◆ STATED EXERCISE ◆
Reproduce all of the records exactly.

## begin

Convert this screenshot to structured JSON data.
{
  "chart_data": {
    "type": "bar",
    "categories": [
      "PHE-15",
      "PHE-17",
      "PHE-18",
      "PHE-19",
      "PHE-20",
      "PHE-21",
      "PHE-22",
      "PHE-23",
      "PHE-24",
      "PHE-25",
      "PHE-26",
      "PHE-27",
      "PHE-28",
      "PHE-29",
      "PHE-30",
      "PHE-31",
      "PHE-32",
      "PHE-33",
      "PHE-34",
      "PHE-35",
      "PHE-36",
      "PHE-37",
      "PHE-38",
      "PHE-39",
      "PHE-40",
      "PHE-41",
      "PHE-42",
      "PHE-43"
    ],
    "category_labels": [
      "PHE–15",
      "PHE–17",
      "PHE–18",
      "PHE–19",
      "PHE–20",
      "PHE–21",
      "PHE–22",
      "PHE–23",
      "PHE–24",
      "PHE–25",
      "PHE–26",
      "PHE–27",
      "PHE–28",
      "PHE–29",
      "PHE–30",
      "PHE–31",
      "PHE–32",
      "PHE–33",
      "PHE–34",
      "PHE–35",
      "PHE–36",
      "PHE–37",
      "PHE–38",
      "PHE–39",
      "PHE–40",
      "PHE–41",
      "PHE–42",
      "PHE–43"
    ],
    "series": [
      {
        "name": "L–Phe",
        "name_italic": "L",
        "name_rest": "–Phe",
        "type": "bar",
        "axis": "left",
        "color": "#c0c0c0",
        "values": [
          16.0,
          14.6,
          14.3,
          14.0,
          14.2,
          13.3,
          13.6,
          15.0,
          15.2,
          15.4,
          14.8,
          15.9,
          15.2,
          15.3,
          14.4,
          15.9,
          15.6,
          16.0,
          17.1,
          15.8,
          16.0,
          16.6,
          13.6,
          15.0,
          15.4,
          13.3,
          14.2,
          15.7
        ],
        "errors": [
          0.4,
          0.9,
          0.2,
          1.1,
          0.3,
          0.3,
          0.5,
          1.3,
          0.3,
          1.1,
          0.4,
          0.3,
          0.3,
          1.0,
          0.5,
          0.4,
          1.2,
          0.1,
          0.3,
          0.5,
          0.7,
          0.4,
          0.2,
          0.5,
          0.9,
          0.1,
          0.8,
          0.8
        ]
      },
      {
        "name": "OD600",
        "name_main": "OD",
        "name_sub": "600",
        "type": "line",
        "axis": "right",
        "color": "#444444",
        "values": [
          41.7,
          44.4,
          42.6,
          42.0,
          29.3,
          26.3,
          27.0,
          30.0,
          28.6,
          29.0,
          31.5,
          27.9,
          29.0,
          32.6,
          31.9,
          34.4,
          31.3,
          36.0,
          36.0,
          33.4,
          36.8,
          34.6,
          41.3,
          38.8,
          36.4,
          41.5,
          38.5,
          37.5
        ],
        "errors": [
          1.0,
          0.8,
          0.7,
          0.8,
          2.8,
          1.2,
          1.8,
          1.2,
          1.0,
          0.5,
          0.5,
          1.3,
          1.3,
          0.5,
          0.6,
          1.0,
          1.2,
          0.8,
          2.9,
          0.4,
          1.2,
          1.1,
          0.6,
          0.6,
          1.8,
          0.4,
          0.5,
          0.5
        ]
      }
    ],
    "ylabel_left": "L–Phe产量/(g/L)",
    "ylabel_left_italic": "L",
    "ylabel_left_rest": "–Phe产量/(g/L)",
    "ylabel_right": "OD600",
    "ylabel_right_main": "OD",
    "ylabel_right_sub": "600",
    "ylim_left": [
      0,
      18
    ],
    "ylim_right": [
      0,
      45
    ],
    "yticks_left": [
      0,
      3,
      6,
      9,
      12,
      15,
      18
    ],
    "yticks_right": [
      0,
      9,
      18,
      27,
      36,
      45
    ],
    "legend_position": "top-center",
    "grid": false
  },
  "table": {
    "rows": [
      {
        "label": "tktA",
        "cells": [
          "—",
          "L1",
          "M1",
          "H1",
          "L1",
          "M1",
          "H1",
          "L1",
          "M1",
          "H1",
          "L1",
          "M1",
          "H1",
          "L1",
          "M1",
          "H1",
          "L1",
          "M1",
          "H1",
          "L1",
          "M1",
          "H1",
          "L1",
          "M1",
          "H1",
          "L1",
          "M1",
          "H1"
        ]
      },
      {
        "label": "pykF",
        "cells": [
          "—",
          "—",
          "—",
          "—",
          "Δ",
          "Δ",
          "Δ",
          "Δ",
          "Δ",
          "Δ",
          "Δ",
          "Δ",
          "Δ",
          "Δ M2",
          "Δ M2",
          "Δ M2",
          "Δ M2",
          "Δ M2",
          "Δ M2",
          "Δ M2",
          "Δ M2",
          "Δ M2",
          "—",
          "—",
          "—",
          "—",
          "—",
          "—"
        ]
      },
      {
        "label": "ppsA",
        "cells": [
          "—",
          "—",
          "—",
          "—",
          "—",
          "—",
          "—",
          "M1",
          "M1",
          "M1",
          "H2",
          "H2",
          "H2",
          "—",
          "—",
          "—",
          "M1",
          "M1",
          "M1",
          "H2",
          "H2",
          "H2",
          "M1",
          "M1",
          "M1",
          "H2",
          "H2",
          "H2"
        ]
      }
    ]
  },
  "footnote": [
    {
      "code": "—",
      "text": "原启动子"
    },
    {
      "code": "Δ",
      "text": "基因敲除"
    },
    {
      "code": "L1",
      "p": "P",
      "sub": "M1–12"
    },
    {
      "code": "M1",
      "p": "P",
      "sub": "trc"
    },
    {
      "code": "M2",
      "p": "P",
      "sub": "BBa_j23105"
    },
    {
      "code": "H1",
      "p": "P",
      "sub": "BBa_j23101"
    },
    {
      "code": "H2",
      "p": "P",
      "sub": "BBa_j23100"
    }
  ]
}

## end

◆ CORRECT RESULT ◆
Convert this screenshot to structured JSON data.
{
  "chart_data": {
    "type": "bar",
    "categories": [
      "PHE-15",
      "PHE-17",
      "PHE-18",
      "PHE-19",
      "PHE-20",
      "PHE-21",
      "PHE-22",
      "PHE-23",
      "PHE-24",
      "PHE-25",
      "PHE-26",
      "PHE-27",
      "PHE-28",
      "PHE-29",
      "PHE-30",
      "PHE-31",
      "PHE-32",
      "PHE-33",
      "PHE-34",
      "PHE-35",
      "PHE-36",
      "PHE-37",
      "PHE-38",
      "PHE-39",
      "PHE-40",
      "PHE-41",
      "PHE-42",
      "PHE-43"
    ],
    "category_labels": [
      "PHE–15",
      "PHE–17",
      "PHE–18",
      "PHE–19",
      "PHE–20",
      "PHE–21",
      "PHE–22",
      "PHE–23",
      "PHE–24",
      "PHE–25",
      "PHE–26",
      "PHE–27",
      "PHE–28",
      "PHE–29",
      "PHE–30",
      "PHE–31",
      "PHE–32",
      "PHE–33",
      "PHE–34",
      "PHE–35",
      "PHE–36",
      "PHE–37",
      "PHE–38",
      "PHE–39",
      "PHE–40",
      "PHE–41",
      "PHE–42",
      "PHE–43"
    ],
    "series": [
      {
        "name": "L–Phe",
        "name_italic": "L",
        "name_rest": "–Phe",
        "type": "bar",
        "axis": "left",
        "color": "#c0c0c0",
        "values": [
          16.0,
          14.6,
          14.3,
          14.0,
          14.2,
          13.3,
          13.6,
          15.0,
          15.2,
          15.4,
          14.8,
          15.9,
          15.2,
          15.3,
          14.4,
          15.9,
          15.6,
          16.0,
          17.1,
          15.8,
          16.0,
          16.6,
          13.6,
          15.0,
          15.4,
          13.3,
          14.2,
          15.7
        ],
        "errors": [
          0.4,
          0.9,
          0.2,
          1.1,
          0.3,
          0.3,
          0.5,
          1.3,
          0.3,
          1.1,
          0.4,
          0.3,
          0.3,
          1.0,
          0.5,
          0.4,
          1.2,
          0.1,
          0.3,
          0.5,
          0.7,
          0.4,
          0.2,
          0.5,
          0.9,
          0.1,
          0.8,
          0.8
        ]
      },
      {
        "name": "OD600",
        "name_main": "OD",
        "name_sub": "600",
        "type": "line",
        "axis": "right",
        "color": "#444444",
        "values": [
          41.7,
          44.4,
          42.6,
          42.0,
          29.3,
          26.3,
          27.0,
          30.0,
          28.6,
          29.0,
          31.5,
          27.9,
          29.0,
          32.6,
          31.9,
          34.4,
          31.3,
          36.0,
          36.0,
          33.4,
          36.8,
          34.6,
          41.3,
          38.8,
          36.4,
          41.5,
          38.5,
          37.5
        ],
        "errors": [
          1.0,
          0.8,
          0.7,
          0.8,
          2.8,
          1.2,
          1.8,
          1.2,
          1.0,
          0.5,
          0.5,
          1.3,
          1.3,
          0.5,
          0.6,
          1.0,
          1.2,
          0.8,
          2.9,
          0.4,
          1.2,
          1.1,
          0.6,
          0.6,
          1.8,
          0.4,
          0.5,
          0.5
        ]
      }
    ],
    "ylabel_left": "L–Phe产量/(g/L)",
    "ylabel_left_italic": "L",
    "ylabel_left_rest": "–Phe产量/(g/L)",
    "ylabel_right": "OD600",
    "ylabel_right_main": "OD",
    "ylabel_right_sub": "600",
    "ylim_left": [
      0,
      18
    ],
    "ylim_right": [
      0,
      45
    ],
    "yticks_left": [
      0,
      3,
      6,
      9,
      12,
      15,
      18
    ],
    "yticks_right": [
      0,
      9,
      18,
      27,
      36,
      45
    ],
    "legend_position": "top-center",
    "grid": false
  },
  "table": {
    "rows": [
      {
        "label": "tktA",
        "cells": [
          "—",
          "L1",
          "M1",
          "H1",
          "L1",
          "M1",
          "H1",
          "L1",
          "M1",
          "H1",
          "L1",
          "M1",
          "H1",
          "L1",
          "M1",
          "H1",
          "L1",
          "M1",
          "H1",
          "L1",
          "M1",
          "H1",
          "L1",
          "M1",
          "H1",
          "L1",
          "M1",
          "H1"
        ]
      },
      {
        "label": "pykF",
        "cells": [
          "—",
          "—",
          "—",
          "—",
          "Δ",
          "Δ",
          "Δ",
          "Δ",
          "Δ",
          "Δ",
          "Δ",
          "Δ",
          "Δ",
          "Δ M2",
          "Δ M2",
          "Δ M2",
          "Δ M2",
          "Δ M2",
          "Δ M2",
          "Δ M2",
          "Δ M2",
          "Δ M2",
          "—",
          "—",
          "—",
          "—",
          "—",
          "—"
        ]
      },
      {
        "label": "ppsA",
        "cells": [
          "—",
          "—",
          "—",
          "—",
          "—",
          "—",
          "—",
          "M1",
          "M1",
          "M1",
          "H2",
          "H2",
          "H2",
          "—",
          "—",
          "—",
          "M1",
          "M1",
          "M1",
          "H2",
          "H2",
          "H2",
          "M1",
          "M1",
          "M1",
          "H2",
          "H2",
          "H2"
        ]
      }
    ]
  },
  "footnote": [
    {
      "code": "—",
      "text": "原启动子"
    },
    {
      "code": "Δ",
      "text": "基因敲除"
    },
    {
      "code": "L1",
      "p": "P",
      "sub": "M1–12"
    },
    {
      "code": "M1",
      "p": "P",
      "sub": "trc"
    },
    {
      "code": "M2",
      "p": "P",
      "sub": "BBa_j23105"
    },
    {
      "code": "H1",
      "p": "P",
      "sub": "BBa_j23101"
    },
    {
      "code": "H2",
      "p": "P",
      "sub": "BBa_j23100"
    }
  ]
}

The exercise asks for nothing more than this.